→ **EXERCISE INPUT**:
= = = = =

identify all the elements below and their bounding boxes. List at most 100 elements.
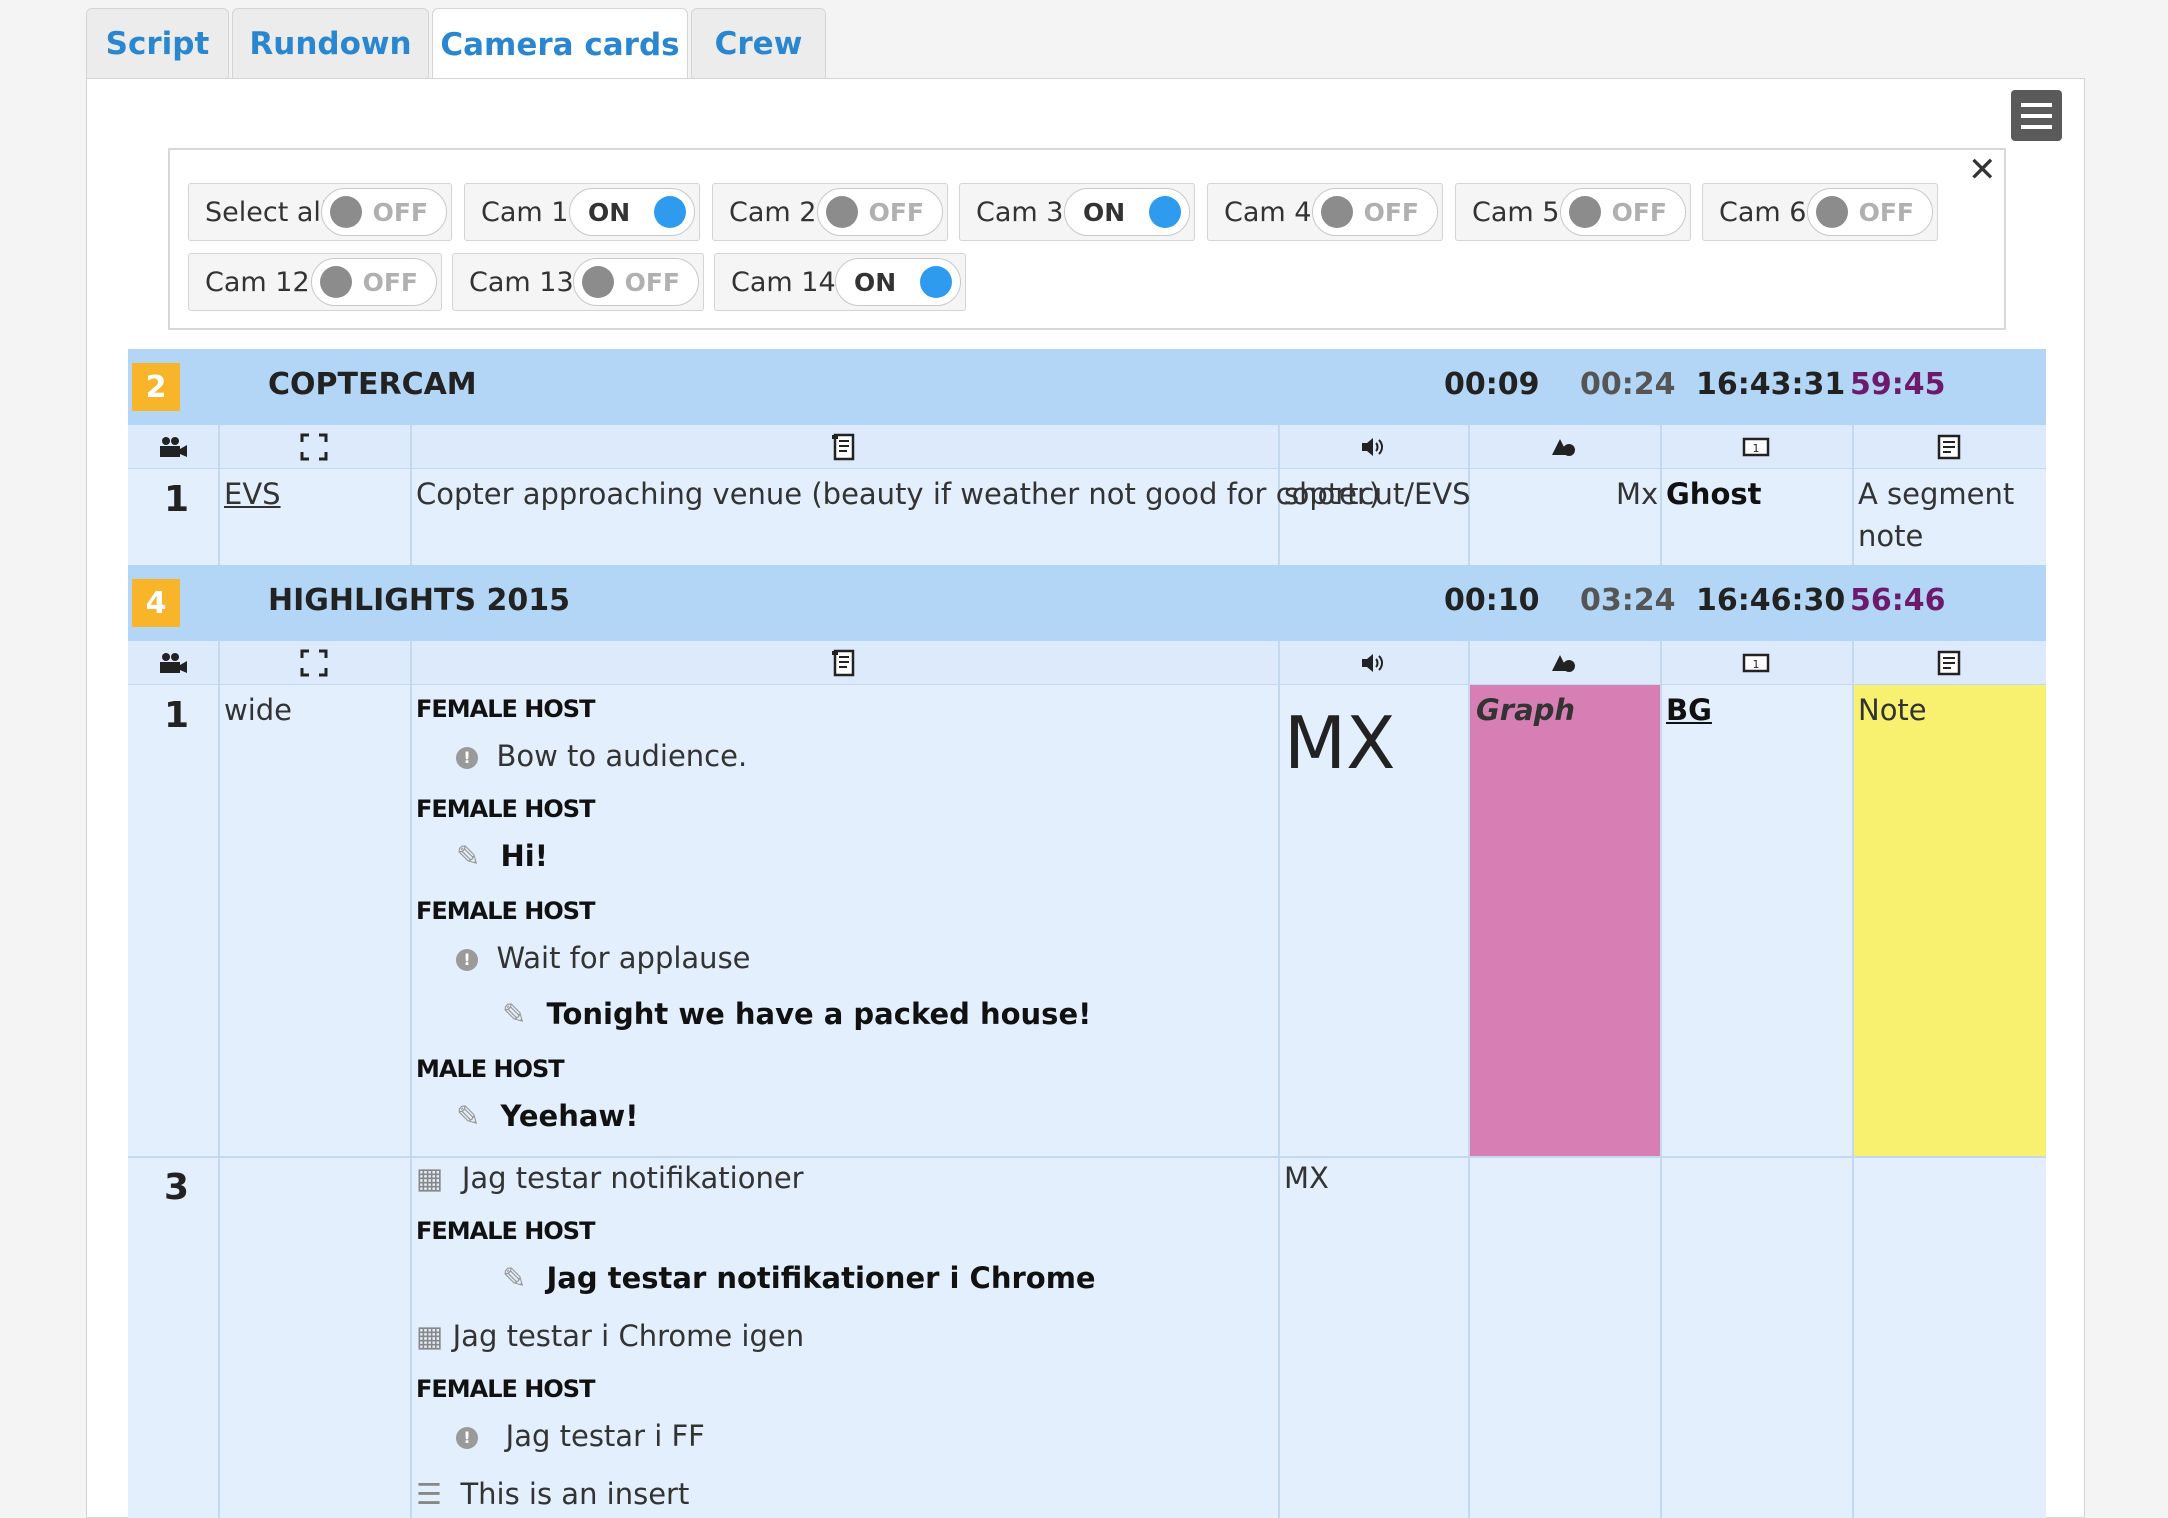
role-label: FEMALE HOST (416, 695, 595, 723)
exclamation-icon: ! (456, 747, 478, 769)
note-cell-line: note (1858, 519, 1924, 553)
exclamation-icon: ! (456, 949, 478, 971)
hamburger-menu-button[interactable] (2011, 90, 2062, 141)
cam-2-toggle[interactable]: Cam 2 OFF (712, 183, 948, 241)
segment-remaining-time: 59:45 (1850, 367, 1946, 402)
cam-5-toggle[interactable]: Cam 5 OFF (1455, 183, 1691, 241)
insert-line: ☰ This is an insert (416, 1477, 690, 1511)
speaker-icon (1278, 425, 1468, 469)
exclamation-icon: ! (456, 1427, 478, 1449)
toggle-switch[interactable]: OFF (573, 258, 699, 306)
screen-cell: Ghost (1666, 477, 1762, 511)
camera-number: 1 (164, 479, 190, 520)
toggle-switch[interactable]: ON (569, 188, 695, 236)
select-all-toggle[interactable]: Select all OFF (188, 183, 452, 241)
role-label: FEMALE HOST (416, 897, 595, 925)
cam-1-toggle[interactable]: Cam 1 ON (464, 183, 700, 241)
microphone-icon: ✎ (456, 839, 481, 873)
segment-header[interactable]: 2 COPTERCAM 00:09 00:24 16:43:31 59:45 (128, 349, 2046, 425)
svg-text:1: 1 (1753, 658, 1760, 671)
shot-cell: wide (224, 693, 293, 727)
tab-script[interactable]: Script (86, 8, 229, 78)
instruction-line: ! Bow to audience. (456, 739, 747, 773)
segment-header[interactable]: 4 HIGHLIGHTS 2015 00:10 03:24 16:46:30 5… (128, 565, 2046, 641)
insert-icon: ☰ (416, 1477, 442, 1511)
segment-duration: 00:10 (1444, 583, 1540, 618)
menu-bar-icon (2021, 102, 2052, 107)
clip-line: ▦ Jag testar i Chrome igen (416, 1319, 805, 1353)
screen-cell[interactable]: BG (1666, 693, 1712, 727)
cam-label: Cam 3 (976, 196, 1064, 228)
camera-icon (128, 425, 218, 469)
cam-14-toggle[interactable]: Cam 14 ON (714, 253, 966, 311)
cam-6-toggle[interactable]: Cam 6 OFF (1702, 183, 1938, 241)
microphone-icon: ✎ (456, 1099, 481, 1133)
frame-icon (218, 425, 410, 469)
speech-line: ✎ Jag testar notifikationer i Chrome (502, 1261, 1096, 1295)
clip-line: ▦ Jag testar notifikationer (416, 1161, 804, 1195)
instruction-line: ! Jag testar i FF (456, 1419, 705, 1453)
role-label: FEMALE HOST (416, 795, 595, 823)
segment-cumulative-time: 00:24 (1580, 367, 1676, 402)
cam-label: Cam 5 (1472, 196, 1560, 228)
graphics-icon (1468, 425, 1660, 469)
screen-icon: 1 (1660, 425, 1852, 469)
segment-title: HIGHLIGHTS 2015 (268, 583, 571, 618)
segment-cumulative-time: 03:24 (1580, 583, 1676, 618)
cam-12-toggle[interactable]: Cam 12 OFF (188, 253, 442, 311)
role-label: FEMALE HOST (416, 1375, 595, 1403)
toggle-switch[interactable]: OFF (311, 258, 437, 306)
segment-number-badge: 4 (132, 579, 180, 627)
role-label: FEMALE HOST (416, 1217, 595, 1245)
microphone-icon: ✎ (502, 997, 527, 1031)
speech-line: ✎ Yeehaw! (456, 1099, 639, 1133)
script-icon (410, 425, 1278, 469)
screen-icon: 1 (1660, 641, 1852, 685)
cam-3-toggle[interactable]: Cam 3 ON (959, 183, 1195, 241)
toggle-switch[interactable]: ON (835, 258, 961, 306)
cam-label: Cam 14 (731, 266, 836, 298)
camera-number: 3 (164, 1167, 190, 1208)
note-icon (1852, 641, 2046, 685)
column-icon-row: 1 (128, 425, 2046, 469)
speech-line: ✎ Hi! (456, 839, 548, 873)
svg-text:1: 1 (1753, 442, 1760, 455)
speaker-icon (1278, 641, 1468, 685)
role-label: MALE HOST (416, 1055, 565, 1083)
tab-camera-cards[interactable]: Camera cards (432, 8, 688, 81)
shot-link[interactable]: EVS (224, 477, 281, 511)
toggle-switch[interactable]: OFF (1560, 188, 1686, 236)
segment-title: COPTERCAM (268, 367, 477, 402)
tab-crew[interactable]: Crew (691, 8, 826, 78)
menu-bar-icon (2021, 113, 2052, 118)
toggle-switch[interactable]: OFF (817, 188, 943, 236)
note-icon (1852, 425, 2046, 469)
audio-cell: MX (1284, 701, 1396, 785)
tab-rundown[interactable]: Rundown (232, 8, 429, 78)
microphone-icon: ✎ (502, 1261, 527, 1295)
graphics-icon (1468, 641, 1660, 685)
instruction-line: ! Wait for applause (456, 941, 751, 975)
script-icon (410, 641, 1278, 685)
segment-remaining-time: 56:46 (1850, 583, 1946, 618)
toggle-switch[interactable]: OFF (1807, 188, 1933, 236)
tab-bar: Script Rundown Camera cards Crew (86, 8, 829, 81)
column-icon-row: 1 (128, 641, 2046, 685)
film-icon: ▦ (416, 1319, 444, 1353)
frame-icon (218, 641, 410, 685)
speech-line: ✎ Tonight we have a packed house! (502, 997, 1092, 1031)
toggle-switch[interactable]: OFF (321, 188, 447, 236)
toggle-switch[interactable]: ON (1064, 188, 1190, 236)
cam-label: Select all (205, 196, 329, 228)
segment-clock-time: 16:43:31 (1696, 367, 1846, 402)
cam-label: Cam 4 (1224, 196, 1312, 228)
script-text: Copter approaching venue (beauty if weat… (416, 477, 1381, 511)
close-icon[interactable]: ✕ (1968, 150, 1997, 190)
graphics-cell: Graph (1476, 693, 1576, 727)
camera-icon (128, 641, 218, 685)
cam-label: Cam 6 (1719, 196, 1807, 228)
toggle-switch[interactable]: OFF (1312, 188, 1438, 236)
segment-number-badge: 2 (132, 363, 180, 411)
cam-13-toggle[interactable]: Cam 13 OFF (452, 253, 704, 311)
cam-4-toggle[interactable]: Cam 4 OFF (1207, 183, 1443, 241)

= = = = =

→ **WHAT THIS TASK INVOLVES**: Set down every line of the item above with no changes, and leave the picture out of your answer.

→ **OUTPUT FOR THIS TASK**:
identify all the elements below and their bounding boxes. List at most 100 elements.
role-label: FEMALE HOST (416, 695, 595, 723)
exclamation-icon: ! (456, 747, 478, 769)
note-cell-line: note (1858, 519, 1924, 553)
exclamation-icon: ! (456, 949, 478, 971)
hamburger-menu-button[interactable] (2011, 90, 2062, 141)
cam-2-toggle[interactable]: Cam 2 OFF (712, 183, 948, 241)
segment-remaining-time: 59:45 (1850, 367, 1946, 402)
cam-5-toggle[interactable]: Cam 5 OFF (1455, 183, 1691, 241)
insert-line: ☰ This is an insert (416, 1477, 690, 1511)
speaker-icon (1278, 425, 1468, 469)
exclamation-icon: ! (456, 1427, 478, 1449)
toggle-switch[interactable]: OFF (573, 258, 699, 306)
screen-cell: Ghost (1666, 477, 1762, 511)
camera-number: 1 (164, 479, 190, 520)
toggle-switch[interactable]: ON (569, 188, 695, 236)
select-all-toggle[interactable]: Select all OFF (188, 183, 452, 241)
role-label: FEMALE HOST (416, 897, 595, 925)
cam-1-toggle[interactable]: Cam 1 ON (464, 183, 700, 241)
microphone-icon: ✎ (456, 839, 481, 873)
segment-header[interactable]: 2 COPTERCAM 00:09 00:24 16:43:31 59:45 (128, 349, 2046, 425)
svg-text:1: 1 (1753, 658, 1760, 671)
shot-cell: wide (224, 693, 293, 727)
tab-script[interactable]: Script (86, 8, 229, 78)
instruction-line: ! Bow to audience. (456, 739, 747, 773)
segment-header[interactable]: 4 HIGHLIGHTS 2015 00:10 03:24 16:46:30 5… (128, 565, 2046, 641)
insert-icon: ☰ (416, 1477, 442, 1511)
segment-duration: 00:10 (1444, 583, 1540, 618)
menu-bar-icon (2021, 102, 2052, 107)
clip-line: ▦ Jag testar i Chrome igen (416, 1319, 805, 1353)
screen-cell[interactable]: BG (1666, 693, 1712, 727)
cam-label: Cam 3 (976, 196, 1064, 228)
camera-icon (128, 425, 218, 469)
cam-14-toggle[interactable]: Cam 14 ON (714, 253, 966, 311)
cam-6-toggle[interactable]: Cam 6 OFF (1702, 183, 1938, 241)
microphone-icon: ✎ (456, 1099, 481, 1133)
frame-icon (218, 425, 410, 469)
speech-line: ✎ Jag testar notifikationer i Chrome (502, 1261, 1096, 1295)
clip-line: ▦ Jag testar notifikationer (416, 1161, 804, 1195)
instruction-line: ! Jag testar i FF (456, 1419, 705, 1453)
role-label: FEMALE HOST (416, 795, 595, 823)
segment-cumulative-time: 00:24 (1580, 367, 1676, 402)
cam-label: Cam 5 (1472, 196, 1560, 228)
graphics-icon (1468, 425, 1660, 469)
screen-icon: 1 (1660, 425, 1852, 469)
segment-title: HIGHLIGHTS 2015 (268, 583, 571, 618)
segment-cumulative-time: 03:24 (1580, 583, 1676, 618)
cam-12-toggle[interactable]: Cam 12 OFF (188, 253, 442, 311)
role-label: FEMALE HOST (416, 1375, 595, 1403)
toggle-switch[interactable]: OFF (311, 258, 437, 306)
segment-number-badge: 4 (132, 579, 180, 627)
role-label: FEMALE HOST (416, 1217, 595, 1245)
microphone-icon: ✎ (502, 997, 527, 1031)
speech-line: ✎ Yeehaw! (456, 1099, 639, 1133)
script-icon (410, 425, 1278, 469)
screen-icon: 1 (1660, 641, 1852, 685)
cam-3-toggle[interactable]: Cam 3 ON (959, 183, 1195, 241)
toggle-switch[interactable]: ON (835, 258, 961, 306)
cam-label: Cam 14 (731, 266, 836, 298)
camera-number: 3 (164, 1167, 190, 1208)
note-icon (1852, 641, 2046, 685)
column-icon-row: 1 (128, 425, 2046, 469)
speech-line: ✎ Hi! (456, 839, 548, 873)
svg-text:1: 1 (1753, 442, 1760, 455)
speaker-icon (1278, 641, 1468, 685)
role-label: MALE HOST (416, 1055, 565, 1083)
tab-camera-cards[interactable]: Camera cards (432, 8, 688, 81)
shot-link[interactable]: EVS (224, 477, 281, 511)
toggle-switch[interactable]: OFF (1560, 188, 1686, 236)
segment-title: COPTERCAM (268, 367, 477, 402)
tab-crew[interactable]: Crew (691, 8, 826, 78)
menu-bar-icon (2021, 113, 2052, 118)
toggle-switch[interactable]: OFF (817, 188, 943, 236)
note-icon (1852, 425, 2046, 469)
audio-cell: MX (1284, 701, 1396, 785)
tab-rundown[interactable]: Rundown (232, 8, 429, 78)
microphone-icon: ✎ (502, 1261, 527, 1295)
graphics-icon (1468, 641, 1660, 685)
instruction-line: ! Wait for applause (456, 941, 751, 975)
script-icon (410, 641, 1278, 685)
segment-remaining-time: 56:46 (1850, 583, 1946, 618)
toggle-switch[interactable]: OFF (1807, 188, 1933, 236)
tab-bar: Script Rundown Camera cards Crew (86, 8, 829, 81)
column-icon-row: 1 (128, 641, 2046, 685)
film-icon: ▦ (416, 1319, 444, 1353)
frame-icon (218, 641, 410, 685)
speech-line: ✎ Tonight we have a packed house! (502, 997, 1092, 1031)
toggle-switch[interactable]: OFF (321, 188, 447, 236)
toggle-switch[interactable]: ON (1064, 188, 1190, 236)
cam-label: Select all (205, 196, 329, 228)
segment-clock-time: 16:43:31 (1696, 367, 1846, 402)
cam-label: Cam 4 (1224, 196, 1312, 228)
script-text: Copter approaching venue (beauty if weat… (416, 477, 1381, 511)
close-icon[interactable]: ✕ (1968, 150, 1997, 190)
graphics-cell: Graph (1476, 693, 1576, 727)
camera-icon (128, 641, 218, 685)
cam-label: Cam 6 (1719, 196, 1807, 228)
toggle-switch[interactable]: OFF (1312, 188, 1438, 236)
segment-number-badge: 2 (132, 363, 180, 411)
cam-13-toggle[interactable]: Cam 13 OFF (452, 253, 704, 311)
cam-4-toggle[interactable]: Cam 4 OFF (1207, 183, 1443, 241)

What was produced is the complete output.